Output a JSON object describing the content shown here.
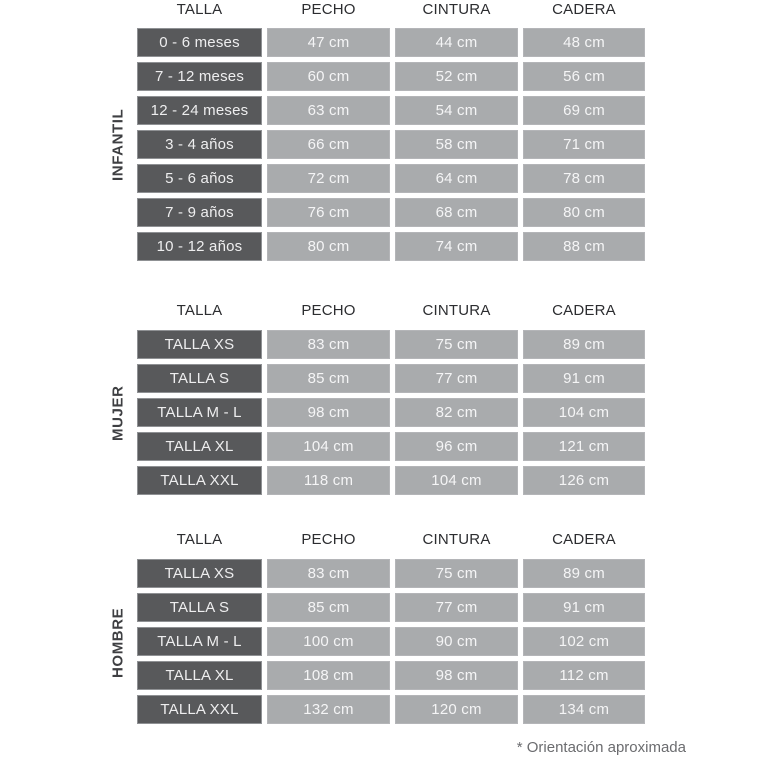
{
  "chart_data": [
    {
      "type": "table",
      "group": "INFANTIL",
      "columns": [
        "TALLA",
        "PECHO",
        "CINTURA",
        "CADERA"
      ],
      "rows": [
        [
          "0 - 6 meses",
          "47 cm",
          "44 cm",
          "48 cm"
        ],
        [
          "7 - 12 meses",
          "60 cm",
          "52 cm",
          "56 cm"
        ],
        [
          "12 - 24 meses",
          "63 cm",
          "54 cm",
          "69 cm"
        ],
        [
          "3 - 4 años",
          "66 cm",
          "58 cm",
          "71 cm"
        ],
        [
          "5 - 6 años",
          "72 cm",
          "64 cm",
          "78 cm"
        ],
        [
          "7 - 9 años",
          "76 cm",
          "68 cm",
          "80 cm"
        ],
        [
          "10 - 12 años",
          "80 cm",
          "74 cm",
          "88 cm"
        ]
      ]
    },
    {
      "type": "table",
      "group": "MUJER",
      "columns": [
        "TALLA",
        "PECHO",
        "CINTURA",
        "CADERA"
      ],
      "rows": [
        [
          "TALLA XS",
          "83 cm",
          "75 cm",
          "89 cm"
        ],
        [
          "TALLA S",
          "85 cm",
          "77 cm",
          "91 cm"
        ],
        [
          "TALLA M - L",
          "98 cm",
          "82 cm",
          "104 cm"
        ],
        [
          "TALLA XL",
          "104 cm",
          "96 cm",
          "121 cm"
        ],
        [
          "TALLA XXL",
          "118 cm",
          "104 cm",
          "126 cm"
        ]
      ]
    },
    {
      "type": "table",
      "group": "HOMBRE",
      "columns": [
        "TALLA",
        "PECHO",
        "CINTURA",
        "CADERA"
      ],
      "rows": [
        [
          "TALLA XS",
          "83 cm",
          "75 cm",
          "89 cm"
        ],
        [
          "TALLA S",
          "85 cm",
          "77 cm",
          "91 cm"
        ],
        [
          "TALLA M - L",
          "100 cm",
          "90 cm",
          "102 cm"
        ],
        [
          "TALLA XL",
          "108 cm",
          "98 cm",
          "112 cm"
        ],
        [
          "TALLA XXL",
          "132 cm",
          "120 cm",
          "134 cm"
        ]
      ]
    }
  ],
  "footnote": "* Orientación aproximada",
  "colors": {
    "dark_cell": "#58595b",
    "light_cell": "#a9abad",
    "header_text": "#2c2d30",
    "section_label_text": "#3e3f42",
    "cell_text": "#f5f5f6",
    "footnote_text": "#6b6c6f",
    "background": "#ffffff"
  }
}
==*==
TASK DESCRIPTION
Output all of the entries verbatim, leaving out any images.

FULL RESPONSE
Output a JSON object describing the content shown here.
{
  "chart_data": [
    {
      "type": "table",
      "group": "INFANTIL",
      "columns": [
        "TALLA",
        "PECHO",
        "CINTURA",
        "CADERA"
      ],
      "rows": [
        [
          "0 - 6 meses",
          "47 cm",
          "44 cm",
          "48 cm"
        ],
        [
          "7 - 12 meses",
          "60 cm",
          "52 cm",
          "56 cm"
        ],
        [
          "12 - 24 meses",
          "63 cm",
          "54 cm",
          "69 cm"
        ],
        [
          "3 - 4 años",
          "66 cm",
          "58 cm",
          "71 cm"
        ],
        [
          "5 - 6 años",
          "72 cm",
          "64 cm",
          "78 cm"
        ],
        [
          "7 - 9 años",
          "76 cm",
          "68 cm",
          "80 cm"
        ],
        [
          "10 - 12 años",
          "80 cm",
          "74 cm",
          "88 cm"
        ]
      ]
    },
    {
      "type": "table",
      "group": "MUJER",
      "columns": [
        "TALLA",
        "PECHO",
        "CINTURA",
        "CADERA"
      ],
      "rows": [
        [
          "TALLA XS",
          "83 cm",
          "75 cm",
          "89 cm"
        ],
        [
          "TALLA S",
          "85 cm",
          "77 cm",
          "91 cm"
        ],
        [
          "TALLA M - L",
          "98 cm",
          "82 cm",
          "104 cm"
        ],
        [
          "TALLA XL",
          "104 cm",
          "96 cm",
          "121 cm"
        ],
        [
          "TALLA XXL",
          "118 cm",
          "104 cm",
          "126 cm"
        ]
      ]
    },
    {
      "type": "table",
      "group": "HOMBRE",
      "columns": [
        "TALLA",
        "PECHO",
        "CINTURA",
        "CADERA"
      ],
      "rows": [
        [
          "TALLA XS",
          "83 cm",
          "75 cm",
          "89 cm"
        ],
        [
          "TALLA S",
          "85 cm",
          "77 cm",
          "91 cm"
        ],
        [
          "TALLA M - L",
          "100 cm",
          "90 cm",
          "102 cm"
        ],
        [
          "TALLA XL",
          "108 cm",
          "98 cm",
          "112 cm"
        ],
        [
          "TALLA XXL",
          "132 cm",
          "120 cm",
          "134 cm"
        ]
      ]
    }
  ],
  "footnote": "* Orientación aproximada",
  "colors": {
    "dark_cell": "#58595b",
    "light_cell": "#a9abad",
    "header_text": "#2c2d30",
    "section_label_text": "#3e3f42",
    "cell_text": "#f5f5f6",
    "footnote_text": "#6b6c6f",
    "background": "#ffffff"
  }
}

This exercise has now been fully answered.